Rows from a figure dataset:
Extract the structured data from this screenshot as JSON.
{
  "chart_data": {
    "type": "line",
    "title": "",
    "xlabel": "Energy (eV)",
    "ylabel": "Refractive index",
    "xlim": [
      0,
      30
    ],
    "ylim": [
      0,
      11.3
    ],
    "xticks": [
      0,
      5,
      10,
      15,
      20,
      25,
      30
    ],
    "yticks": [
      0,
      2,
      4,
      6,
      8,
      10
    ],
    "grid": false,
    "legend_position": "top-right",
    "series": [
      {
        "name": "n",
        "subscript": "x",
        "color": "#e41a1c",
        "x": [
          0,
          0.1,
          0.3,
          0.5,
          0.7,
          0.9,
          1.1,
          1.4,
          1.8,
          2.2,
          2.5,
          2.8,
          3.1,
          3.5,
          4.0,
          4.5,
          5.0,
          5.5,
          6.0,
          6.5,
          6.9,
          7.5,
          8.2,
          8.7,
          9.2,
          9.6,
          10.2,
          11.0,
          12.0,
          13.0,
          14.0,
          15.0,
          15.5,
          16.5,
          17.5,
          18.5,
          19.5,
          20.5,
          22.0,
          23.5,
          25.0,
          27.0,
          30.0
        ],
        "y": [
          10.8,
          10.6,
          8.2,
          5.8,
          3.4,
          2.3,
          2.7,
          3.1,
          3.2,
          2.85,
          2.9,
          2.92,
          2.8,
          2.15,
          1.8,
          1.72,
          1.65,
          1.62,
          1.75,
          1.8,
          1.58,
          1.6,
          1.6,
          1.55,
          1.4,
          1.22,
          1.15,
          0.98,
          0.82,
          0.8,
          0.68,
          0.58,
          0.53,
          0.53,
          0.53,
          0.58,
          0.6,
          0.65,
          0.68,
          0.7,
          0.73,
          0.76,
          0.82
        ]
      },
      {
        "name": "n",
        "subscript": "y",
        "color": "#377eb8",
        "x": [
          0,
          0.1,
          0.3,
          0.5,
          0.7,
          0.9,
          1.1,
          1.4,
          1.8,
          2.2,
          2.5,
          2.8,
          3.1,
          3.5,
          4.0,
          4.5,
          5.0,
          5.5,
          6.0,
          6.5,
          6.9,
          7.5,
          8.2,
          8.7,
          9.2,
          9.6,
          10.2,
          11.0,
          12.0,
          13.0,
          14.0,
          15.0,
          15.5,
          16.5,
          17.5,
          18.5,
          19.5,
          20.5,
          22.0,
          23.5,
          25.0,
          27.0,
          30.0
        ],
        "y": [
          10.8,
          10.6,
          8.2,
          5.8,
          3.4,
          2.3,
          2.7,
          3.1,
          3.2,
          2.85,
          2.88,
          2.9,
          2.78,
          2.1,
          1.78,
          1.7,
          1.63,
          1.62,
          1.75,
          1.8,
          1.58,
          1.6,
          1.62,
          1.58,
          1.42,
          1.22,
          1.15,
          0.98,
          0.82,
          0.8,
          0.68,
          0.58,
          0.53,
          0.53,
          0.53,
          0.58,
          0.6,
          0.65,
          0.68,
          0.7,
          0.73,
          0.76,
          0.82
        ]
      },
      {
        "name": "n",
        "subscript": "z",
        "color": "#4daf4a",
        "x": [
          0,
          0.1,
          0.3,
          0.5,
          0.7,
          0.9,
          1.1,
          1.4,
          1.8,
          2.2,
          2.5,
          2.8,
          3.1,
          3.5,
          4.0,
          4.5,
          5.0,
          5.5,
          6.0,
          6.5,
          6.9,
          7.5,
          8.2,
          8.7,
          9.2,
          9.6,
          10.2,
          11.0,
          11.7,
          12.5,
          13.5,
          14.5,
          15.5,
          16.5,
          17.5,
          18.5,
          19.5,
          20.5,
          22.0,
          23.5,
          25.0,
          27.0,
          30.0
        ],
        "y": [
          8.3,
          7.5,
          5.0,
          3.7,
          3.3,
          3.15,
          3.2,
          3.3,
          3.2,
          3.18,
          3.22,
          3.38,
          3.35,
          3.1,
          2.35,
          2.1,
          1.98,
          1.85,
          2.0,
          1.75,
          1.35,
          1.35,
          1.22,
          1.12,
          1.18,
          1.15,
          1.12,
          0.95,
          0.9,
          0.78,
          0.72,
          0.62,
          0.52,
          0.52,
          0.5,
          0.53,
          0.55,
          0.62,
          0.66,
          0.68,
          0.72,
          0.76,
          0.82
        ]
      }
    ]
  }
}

§ **EXERCISE GOAL**
Each line of the material should be echoed exactly.

§ **FINAL ANSWER**
Extract the structured data from this screenshot as JSON.
{
  "chart_data": {
    "type": "line",
    "title": "",
    "xlabel": "Energy (eV)",
    "ylabel": "Refractive index",
    "xlim": [
      0,
      30
    ],
    "ylim": [
      0,
      11.3
    ],
    "xticks": [
      0,
      5,
      10,
      15,
      20,
      25,
      30
    ],
    "yticks": [
      0,
      2,
      4,
      6,
      8,
      10
    ],
    "grid": false,
    "legend_position": "top-right",
    "series": [
      {
        "name": "n",
        "subscript": "x",
        "color": "#e41a1c",
        "x": [
          0,
          0.1,
          0.3,
          0.5,
          0.7,
          0.9,
          1.1,
          1.4,
          1.8,
          2.2,
          2.5,
          2.8,
          3.1,
          3.5,
          4.0,
          4.5,
          5.0,
          5.5,
          6.0,
          6.5,
          6.9,
          7.5,
          8.2,
          8.7,
          9.2,
          9.6,
          10.2,
          11.0,
          12.0,
          13.0,
          14.0,
          15.0,
          15.5,
          16.5,
          17.5,
          18.5,
          19.5,
          20.5,
          22.0,
          23.5,
          25.0,
          27.0,
          30.0
        ],
        "y": [
          10.8,
          10.6,
          8.2,
          5.8,
          3.4,
          2.3,
          2.7,
          3.1,
          3.2,
          2.85,
          2.9,
          2.92,
          2.8,
          2.15,
          1.8,
          1.72,
          1.65,
          1.62,
          1.75,
          1.8,
          1.58,
          1.6,
          1.6,
          1.55,
          1.4,
          1.22,
          1.15,
          0.98,
          0.82,
          0.8,
          0.68,
          0.58,
          0.53,
          0.53,
          0.53,
          0.58,
          0.6,
          0.65,
          0.68,
          0.7,
          0.73,
          0.76,
          0.82
        ]
      },
      {
        "name": "n",
        "subscript": "y",
        "color": "#377eb8",
        "x": [
          0,
          0.1,
          0.3,
          0.5,
          0.7,
          0.9,
          1.1,
          1.4,
          1.8,
          2.2,
          2.5,
          2.8,
          3.1,
          3.5,
          4.0,
          4.5,
          5.0,
          5.5,
          6.0,
          6.5,
          6.9,
          7.5,
          8.2,
          8.7,
          9.2,
          9.6,
          10.2,
          11.0,
          12.0,
          13.0,
          14.0,
          15.0,
          15.5,
          16.5,
          17.5,
          18.5,
          19.5,
          20.5,
          22.0,
          23.5,
          25.0,
          27.0,
          30.0
        ],
        "y": [
          10.8,
          10.6,
          8.2,
          5.8,
          3.4,
          2.3,
          2.7,
          3.1,
          3.2,
          2.85,
          2.88,
          2.9,
          2.78,
          2.1,
          1.78,
          1.7,
          1.63,
          1.62,
          1.75,
          1.8,
          1.58,
          1.6,
          1.62,
          1.58,
          1.42,
          1.22,
          1.15,
          0.98,
          0.82,
          0.8,
          0.68,
          0.58,
          0.53,
          0.53,
          0.53,
          0.58,
          0.6,
          0.65,
          0.68,
          0.7,
          0.73,
          0.76,
          0.82
        ]
      },
      {
        "name": "n",
        "subscript": "z",
        "color": "#4daf4a",
        "x": [
          0,
          0.1,
          0.3,
          0.5,
          0.7,
          0.9,
          1.1,
          1.4,
          1.8,
          2.2,
          2.5,
          2.8,
          3.1,
          3.5,
          4.0,
          4.5,
          5.0,
          5.5,
          6.0,
          6.5,
          6.9,
          7.5,
          8.2,
          8.7,
          9.2,
          9.6,
          10.2,
          11.0,
          11.7,
          12.5,
          13.5,
          14.5,
          15.5,
          16.5,
          17.5,
          18.5,
          19.5,
          20.5,
          22.0,
          23.5,
          25.0,
          27.0,
          30.0
        ],
        "y": [
          8.3,
          7.5,
          5.0,
          3.7,
          3.3,
          3.15,
          3.2,
          3.3,
          3.2,
          3.18,
          3.22,
          3.38,
          3.35,
          3.1,
          2.35,
          2.1,
          1.98,
          1.85,
          2.0,
          1.75,
          1.35,
          1.35,
          1.22,
          1.12,
          1.18,
          1.15,
          1.12,
          0.95,
          0.9,
          0.78,
          0.72,
          0.62,
          0.52,
          0.52,
          0.5,
          0.53,
          0.55,
          0.62,
          0.66,
          0.68,
          0.72,
          0.76,
          0.82
        ]
      }
    ]
  }
}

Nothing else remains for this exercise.